>> begin Data entries
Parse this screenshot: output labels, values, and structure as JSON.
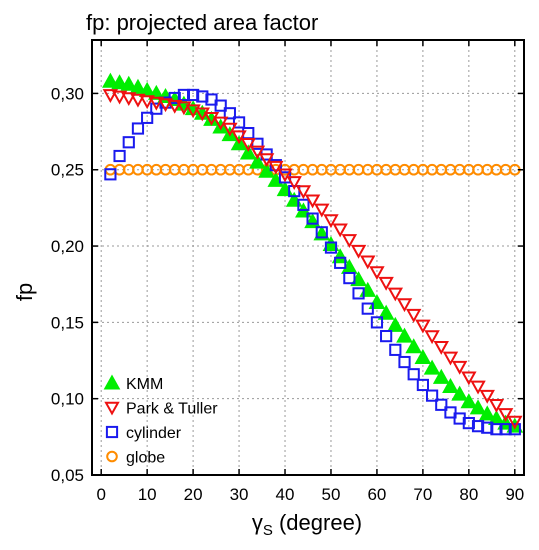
{
  "chart_data": {
    "type": "scatter",
    "title": "fp: projected area factor",
    "xlabel": "γS (degree)",
    "xlabel_parts": {
      "symbol": "γ",
      "subscript": "S",
      "rest": " (degree)"
    },
    "ylabel": "fp",
    "xlim": [
      -2,
      92
    ],
    "ylim": [
      0.05,
      0.335
    ],
    "x_ticks": [
      0,
      10,
      20,
      30,
      40,
      50,
      60,
      70,
      80,
      90
    ],
    "x_tick_labels": [
      "0",
      "10",
      "20",
      "30",
      "40",
      "50",
      "60",
      "70",
      "80",
      "90"
    ],
    "y_ticks": [
      0.05,
      0.1,
      0.15,
      0.2,
      0.25,
      0.3
    ],
    "y_tick_labels": [
      "0,05",
      "0,10",
      "0,15",
      "0,20",
      "0,25",
      "0,30"
    ],
    "grid": true,
    "legend_position": "bottom-left",
    "x": [
      2,
      4,
      6,
      8,
      10,
      12,
      14,
      16,
      18,
      20,
      22,
      24,
      26,
      28,
      30,
      32,
      34,
      36,
      38,
      40,
      42,
      44,
      46,
      48,
      50,
      52,
      54,
      56,
      58,
      60,
      62,
      64,
      66,
      68,
      70,
      72,
      74,
      76,
      78,
      80,
      82,
      84,
      86,
      88,
      90
    ],
    "series": [
      {
        "name": "KMM",
        "marker": "triangle-up",
        "filled": true,
        "color": "#00ee00",
        "values": [
          0.308,
          0.307,
          0.306,
          0.304,
          0.302,
          0.3,
          0.298,
          0.296,
          0.293,
          0.29,
          0.287,
          0.283,
          0.278,
          0.273,
          0.267,
          0.261,
          0.255,
          0.249,
          0.243,
          0.237,
          0.23,
          0.223,
          0.216,
          0.208,
          0.201,
          0.193,
          0.186,
          0.178,
          0.171,
          0.163,
          0.156,
          0.148,
          0.141,
          0.134,
          0.127,
          0.12,
          0.114,
          0.108,
          0.103,
          0.098,
          0.094,
          0.09,
          0.087,
          0.084,
          0.082
        ]
      },
      {
        "name": "Park & Tuller",
        "marker": "triangle-down",
        "filled": false,
        "color": "#ee1111",
        "values": [
          0.299,
          0.298,
          0.297,
          0.296,
          0.295,
          0.294,
          0.293,
          0.292,
          0.291,
          0.289,
          0.287,
          0.284,
          0.281,
          0.277,
          0.272,
          0.267,
          0.262,
          0.257,
          0.252,
          0.247,
          0.242,
          0.236,
          0.23,
          0.224,
          0.217,
          0.211,
          0.204,
          0.197,
          0.19,
          0.183,
          0.176,
          0.169,
          0.162,
          0.155,
          0.148,
          0.141,
          0.134,
          0.127,
          0.121,
          0.114,
          0.108,
          0.102,
          0.096,
          0.09,
          0.085
        ]
      },
      {
        "name": "cylinder",
        "marker": "square",
        "filled": false,
        "color": "#1a1aee",
        "values": [
          0.247,
          0.259,
          0.268,
          0.277,
          0.284,
          0.29,
          0.294,
          0.297,
          0.299,
          0.299,
          0.298,
          0.296,
          0.292,
          0.287,
          0.281,
          0.274,
          0.267,
          0.26,
          0.253,
          0.245,
          0.236,
          0.227,
          0.218,
          0.209,
          0.199,
          0.189,
          0.179,
          0.169,
          0.159,
          0.15,
          0.141,
          0.132,
          0.124,
          0.116,
          0.109,
          0.102,
          0.096,
          0.091,
          0.087,
          0.084,
          0.082,
          0.081,
          0.08,
          0.08,
          0.08
        ]
      },
      {
        "name": "globe",
        "marker": "circle",
        "filled": false,
        "color": "#ff8c00",
        "values": [
          0.25,
          0.25,
          0.25,
          0.25,
          0.25,
          0.25,
          0.25,
          0.25,
          0.25,
          0.25,
          0.25,
          0.25,
          0.25,
          0.25,
          0.25,
          0.25,
          0.25,
          0.25,
          0.25,
          0.25,
          0.25,
          0.25,
          0.25,
          0.25,
          0.25,
          0.25,
          0.25,
          0.25,
          0.25,
          0.25,
          0.25,
          0.25,
          0.25,
          0.25,
          0.25,
          0.25,
          0.25,
          0.25,
          0.25,
          0.25,
          0.25,
          0.25,
          0.25,
          0.25,
          0.25
        ]
      }
    ]
  }
}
>> end Data entries
▸ **Exercise directions**: Every record above should be written out again without change, except that the pictures are left out.

▸ **The result**:
Parse this screenshot: output labels, values, and structure as JSON.
{
  "chart_data": {
    "type": "scatter",
    "title": "fp: projected area factor",
    "xlabel": "γS (degree)",
    "xlabel_parts": {
      "symbol": "γ",
      "subscript": "S",
      "rest": " (degree)"
    },
    "ylabel": "fp",
    "xlim": [
      -2,
      92
    ],
    "ylim": [
      0.05,
      0.335
    ],
    "x_ticks": [
      0,
      10,
      20,
      30,
      40,
      50,
      60,
      70,
      80,
      90
    ],
    "x_tick_labels": [
      "0",
      "10",
      "20",
      "30",
      "40",
      "50",
      "60",
      "70",
      "80",
      "90"
    ],
    "y_ticks": [
      0.05,
      0.1,
      0.15,
      0.2,
      0.25,
      0.3
    ],
    "y_tick_labels": [
      "0,05",
      "0,10",
      "0,15",
      "0,20",
      "0,25",
      "0,30"
    ],
    "grid": true,
    "legend_position": "bottom-left",
    "x": [
      2,
      4,
      6,
      8,
      10,
      12,
      14,
      16,
      18,
      20,
      22,
      24,
      26,
      28,
      30,
      32,
      34,
      36,
      38,
      40,
      42,
      44,
      46,
      48,
      50,
      52,
      54,
      56,
      58,
      60,
      62,
      64,
      66,
      68,
      70,
      72,
      74,
      76,
      78,
      80,
      82,
      84,
      86,
      88,
      90
    ],
    "series": [
      {
        "name": "KMM",
        "marker": "triangle-up",
        "filled": true,
        "color": "#00ee00",
        "values": [
          0.308,
          0.307,
          0.306,
          0.304,
          0.302,
          0.3,
          0.298,
          0.296,
          0.293,
          0.29,
          0.287,
          0.283,
          0.278,
          0.273,
          0.267,
          0.261,
          0.255,
          0.249,
          0.243,
          0.237,
          0.23,
          0.223,
          0.216,
          0.208,
          0.201,
          0.193,
          0.186,
          0.178,
          0.171,
          0.163,
          0.156,
          0.148,
          0.141,
          0.134,
          0.127,
          0.12,
          0.114,
          0.108,
          0.103,
          0.098,
          0.094,
          0.09,
          0.087,
          0.084,
          0.082
        ]
      },
      {
        "name": "Park & Tuller",
        "marker": "triangle-down",
        "filled": false,
        "color": "#ee1111",
        "values": [
          0.299,
          0.298,
          0.297,
          0.296,
          0.295,
          0.294,
          0.293,
          0.292,
          0.291,
          0.289,
          0.287,
          0.284,
          0.281,
          0.277,
          0.272,
          0.267,
          0.262,
          0.257,
          0.252,
          0.247,
          0.242,
          0.236,
          0.23,
          0.224,
          0.217,
          0.211,
          0.204,
          0.197,
          0.19,
          0.183,
          0.176,
          0.169,
          0.162,
          0.155,
          0.148,
          0.141,
          0.134,
          0.127,
          0.121,
          0.114,
          0.108,
          0.102,
          0.096,
          0.09,
          0.085
        ]
      },
      {
        "name": "cylinder",
        "marker": "square",
        "filled": false,
        "color": "#1a1aee",
        "values": [
          0.247,
          0.259,
          0.268,
          0.277,
          0.284,
          0.29,
          0.294,
          0.297,
          0.299,
          0.299,
          0.298,
          0.296,
          0.292,
          0.287,
          0.281,
          0.274,
          0.267,
          0.26,
          0.253,
          0.245,
          0.236,
          0.227,
          0.218,
          0.209,
          0.199,
          0.189,
          0.179,
          0.169,
          0.159,
          0.15,
          0.141,
          0.132,
          0.124,
          0.116,
          0.109,
          0.102,
          0.096,
          0.091,
          0.087,
          0.084,
          0.082,
          0.081,
          0.08,
          0.08,
          0.08
        ]
      },
      {
        "name": "globe",
        "marker": "circle",
        "filled": false,
        "color": "#ff8c00",
        "values": [
          0.25,
          0.25,
          0.25,
          0.25,
          0.25,
          0.25,
          0.25,
          0.25,
          0.25,
          0.25,
          0.25,
          0.25,
          0.25,
          0.25,
          0.25,
          0.25,
          0.25,
          0.25,
          0.25,
          0.25,
          0.25,
          0.25,
          0.25,
          0.25,
          0.25,
          0.25,
          0.25,
          0.25,
          0.25,
          0.25,
          0.25,
          0.25,
          0.25,
          0.25,
          0.25,
          0.25,
          0.25,
          0.25,
          0.25,
          0.25,
          0.25,
          0.25,
          0.25,
          0.25,
          0.25
        ]
      }
    ]
  }
}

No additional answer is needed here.